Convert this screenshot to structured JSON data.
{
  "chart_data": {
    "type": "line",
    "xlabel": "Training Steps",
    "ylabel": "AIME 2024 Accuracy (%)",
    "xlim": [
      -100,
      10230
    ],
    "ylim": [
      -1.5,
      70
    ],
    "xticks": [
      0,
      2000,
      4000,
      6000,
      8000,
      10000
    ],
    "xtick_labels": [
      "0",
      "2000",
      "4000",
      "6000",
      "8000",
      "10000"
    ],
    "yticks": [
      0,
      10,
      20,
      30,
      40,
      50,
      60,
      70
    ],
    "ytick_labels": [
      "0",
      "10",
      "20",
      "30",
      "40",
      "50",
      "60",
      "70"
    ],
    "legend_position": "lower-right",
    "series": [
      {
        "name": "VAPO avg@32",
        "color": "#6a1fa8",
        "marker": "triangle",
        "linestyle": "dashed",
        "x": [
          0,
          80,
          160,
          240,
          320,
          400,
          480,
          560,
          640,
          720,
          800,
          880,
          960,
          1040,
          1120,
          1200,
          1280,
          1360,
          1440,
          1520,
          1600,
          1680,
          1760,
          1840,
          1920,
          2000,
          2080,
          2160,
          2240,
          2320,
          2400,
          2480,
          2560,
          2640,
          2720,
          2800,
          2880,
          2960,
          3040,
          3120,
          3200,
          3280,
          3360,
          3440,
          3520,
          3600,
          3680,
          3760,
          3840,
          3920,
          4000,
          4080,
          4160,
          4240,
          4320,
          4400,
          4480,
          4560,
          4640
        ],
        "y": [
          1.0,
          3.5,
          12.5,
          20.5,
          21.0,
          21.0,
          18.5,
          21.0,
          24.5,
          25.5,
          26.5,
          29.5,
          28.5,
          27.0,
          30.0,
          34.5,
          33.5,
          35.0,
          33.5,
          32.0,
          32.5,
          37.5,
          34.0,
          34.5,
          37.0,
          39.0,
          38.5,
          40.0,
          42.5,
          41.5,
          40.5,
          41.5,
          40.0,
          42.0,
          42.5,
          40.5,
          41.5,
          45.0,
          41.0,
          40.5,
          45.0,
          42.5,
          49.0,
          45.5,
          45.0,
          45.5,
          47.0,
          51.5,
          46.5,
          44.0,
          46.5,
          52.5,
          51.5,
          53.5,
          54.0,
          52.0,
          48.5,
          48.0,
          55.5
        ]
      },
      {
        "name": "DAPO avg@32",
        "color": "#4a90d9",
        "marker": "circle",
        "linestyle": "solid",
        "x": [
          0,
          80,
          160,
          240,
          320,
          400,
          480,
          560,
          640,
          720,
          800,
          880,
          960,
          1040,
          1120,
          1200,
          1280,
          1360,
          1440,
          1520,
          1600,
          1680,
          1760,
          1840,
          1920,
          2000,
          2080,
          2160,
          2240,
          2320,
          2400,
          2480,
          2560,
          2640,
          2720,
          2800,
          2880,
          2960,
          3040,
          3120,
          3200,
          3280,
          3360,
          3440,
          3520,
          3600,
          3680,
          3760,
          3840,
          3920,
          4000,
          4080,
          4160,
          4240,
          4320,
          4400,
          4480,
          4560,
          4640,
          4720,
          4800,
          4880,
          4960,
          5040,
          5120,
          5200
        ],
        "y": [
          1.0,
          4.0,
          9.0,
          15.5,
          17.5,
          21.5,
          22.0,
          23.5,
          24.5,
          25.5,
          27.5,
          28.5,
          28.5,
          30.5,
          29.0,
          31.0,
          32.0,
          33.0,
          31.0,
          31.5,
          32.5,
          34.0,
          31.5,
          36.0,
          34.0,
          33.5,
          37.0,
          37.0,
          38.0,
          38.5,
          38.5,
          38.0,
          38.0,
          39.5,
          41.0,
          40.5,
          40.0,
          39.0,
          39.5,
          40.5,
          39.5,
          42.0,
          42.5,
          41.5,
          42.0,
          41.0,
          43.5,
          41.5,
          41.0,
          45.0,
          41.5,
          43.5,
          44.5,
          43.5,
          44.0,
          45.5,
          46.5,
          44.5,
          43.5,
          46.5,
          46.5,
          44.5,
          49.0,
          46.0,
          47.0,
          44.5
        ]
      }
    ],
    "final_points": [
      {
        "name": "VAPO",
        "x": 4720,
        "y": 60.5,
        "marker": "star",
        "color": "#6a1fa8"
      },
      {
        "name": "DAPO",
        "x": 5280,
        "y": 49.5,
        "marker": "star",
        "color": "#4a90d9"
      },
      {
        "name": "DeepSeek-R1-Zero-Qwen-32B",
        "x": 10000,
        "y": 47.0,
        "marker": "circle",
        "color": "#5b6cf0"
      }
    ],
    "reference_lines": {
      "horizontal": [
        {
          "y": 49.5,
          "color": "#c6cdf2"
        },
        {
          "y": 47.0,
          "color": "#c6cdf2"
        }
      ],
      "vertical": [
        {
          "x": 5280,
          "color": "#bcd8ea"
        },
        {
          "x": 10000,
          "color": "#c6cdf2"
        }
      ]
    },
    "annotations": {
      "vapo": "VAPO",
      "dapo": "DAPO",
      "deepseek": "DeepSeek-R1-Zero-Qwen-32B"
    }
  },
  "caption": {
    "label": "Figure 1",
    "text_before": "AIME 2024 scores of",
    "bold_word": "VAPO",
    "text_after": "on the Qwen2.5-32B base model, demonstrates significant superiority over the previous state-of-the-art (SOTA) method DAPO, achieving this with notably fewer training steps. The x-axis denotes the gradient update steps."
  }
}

-*-*-

- Exercise -
Restate every entry word for word.

- Task answer -
Convert this screenshot to structured JSON data.
{
  "chart_data": {
    "type": "line",
    "xlabel": "Training Steps",
    "ylabel": "AIME 2024 Accuracy (%)",
    "xlim": [
      -100,
      10230
    ],
    "ylim": [
      -1.5,
      70
    ],
    "xticks": [
      0,
      2000,
      4000,
      6000,
      8000,
      10000
    ],
    "xtick_labels": [
      "0",
      "2000",
      "4000",
      "6000",
      "8000",
      "10000"
    ],
    "yticks": [
      0,
      10,
      20,
      30,
      40,
      50,
      60,
      70
    ],
    "ytick_labels": [
      "0",
      "10",
      "20",
      "30",
      "40",
      "50",
      "60",
      "70"
    ],
    "legend_position": "lower-right",
    "series": [
      {
        "name": "VAPO avg@32",
        "color": "#6a1fa8",
        "marker": "triangle",
        "linestyle": "dashed",
        "x": [
          0,
          80,
          160,
          240,
          320,
          400,
          480,
          560,
          640,
          720,
          800,
          880,
          960,
          1040,
          1120,
          1200,
          1280,
          1360,
          1440,
          1520,
          1600,
          1680,
          1760,
          1840,
          1920,
          2000,
          2080,
          2160,
          2240,
          2320,
          2400,
          2480,
          2560,
          2640,
          2720,
          2800,
          2880,
          2960,
          3040,
          3120,
          3200,
          3280,
          3360,
          3440,
          3520,
          3600,
          3680,
          3760,
          3840,
          3920,
          4000,
          4080,
          4160,
          4240,
          4320,
          4400,
          4480,
          4560,
          4640
        ],
        "y": [
          1.0,
          3.5,
          12.5,
          20.5,
          21.0,
          21.0,
          18.5,
          21.0,
          24.5,
          25.5,
          26.5,
          29.5,
          28.5,
          27.0,
          30.0,
          34.5,
          33.5,
          35.0,
          33.5,
          32.0,
          32.5,
          37.5,
          34.0,
          34.5,
          37.0,
          39.0,
          38.5,
          40.0,
          42.5,
          41.5,
          40.5,
          41.5,
          40.0,
          42.0,
          42.5,
          40.5,
          41.5,
          45.0,
          41.0,
          40.5,
          45.0,
          42.5,
          49.0,
          45.5,
          45.0,
          45.5,
          47.0,
          51.5,
          46.5,
          44.0,
          46.5,
          52.5,
          51.5,
          53.5,
          54.0,
          52.0,
          48.5,
          48.0,
          55.5
        ]
      },
      {
        "name": "DAPO avg@32",
        "color": "#4a90d9",
        "marker": "circle",
        "linestyle": "solid",
        "x": [
          0,
          80,
          160,
          240,
          320,
          400,
          480,
          560,
          640,
          720,
          800,
          880,
          960,
          1040,
          1120,
          1200,
          1280,
          1360,
          1440,
          1520,
          1600,
          1680,
          1760,
          1840,
          1920,
          2000,
          2080,
          2160,
          2240,
          2320,
          2400,
          2480,
          2560,
          2640,
          2720,
          2800,
          2880,
          2960,
          3040,
          3120,
          3200,
          3280,
          3360,
          3440,
          3520,
          3600,
          3680,
          3760,
          3840,
          3920,
          4000,
          4080,
          4160,
          4240,
          4320,
          4400,
          4480,
          4560,
          4640,
          4720,
          4800,
          4880,
          4960,
          5040,
          5120,
          5200
        ],
        "y": [
          1.0,
          4.0,
          9.0,
          15.5,
          17.5,
          21.5,
          22.0,
          23.5,
          24.5,
          25.5,
          27.5,
          28.5,
          28.5,
          30.5,
          29.0,
          31.0,
          32.0,
          33.0,
          31.0,
          31.5,
          32.5,
          34.0,
          31.5,
          36.0,
          34.0,
          33.5,
          37.0,
          37.0,
          38.0,
          38.5,
          38.5,
          38.0,
          38.0,
          39.5,
          41.0,
          40.5,
          40.0,
          39.0,
          39.5,
          40.5,
          39.5,
          42.0,
          42.5,
          41.5,
          42.0,
          41.0,
          43.5,
          41.5,
          41.0,
          45.0,
          41.5,
          43.5,
          44.5,
          43.5,
          44.0,
          45.5,
          46.5,
          44.5,
          43.5,
          46.5,
          46.5,
          44.5,
          49.0,
          46.0,
          47.0,
          44.5
        ]
      }
    ],
    "final_points": [
      {
        "name": "VAPO",
        "x": 4720,
        "y": 60.5,
        "marker": "star",
        "color": "#6a1fa8"
      },
      {
        "name": "DAPO",
        "x": 5280,
        "y": 49.5,
        "marker": "star",
        "color": "#4a90d9"
      },
      {
        "name": "DeepSeek-R1-Zero-Qwen-32B",
        "x": 10000,
        "y": 47.0,
        "marker": "circle",
        "color": "#5b6cf0"
      }
    ],
    "reference_lines": {
      "horizontal": [
        {
          "y": 49.5,
          "color": "#c6cdf2"
        },
        {
          "y": 47.0,
          "color": "#c6cdf2"
        }
      ],
      "vertical": [
        {
          "x": 5280,
          "color": "#bcd8ea"
        },
        {
          "x": 10000,
          "color": "#c6cdf2"
        }
      ]
    },
    "annotations": {
      "vapo": "VAPO",
      "dapo": "DAPO",
      "deepseek": "DeepSeek-R1-Zero-Qwen-32B"
    }
  },
  "caption": {
    "label": "Figure 1",
    "text_before": "AIME 2024 scores of",
    "bold_word": "VAPO",
    "text_after": "on the Qwen2.5-32B base model, demonstrates significant superiority over the previous state-of-the-art (SOTA) method DAPO, achieving this with notably fewer training steps. The x-axis denotes the gradient update steps."
  }
}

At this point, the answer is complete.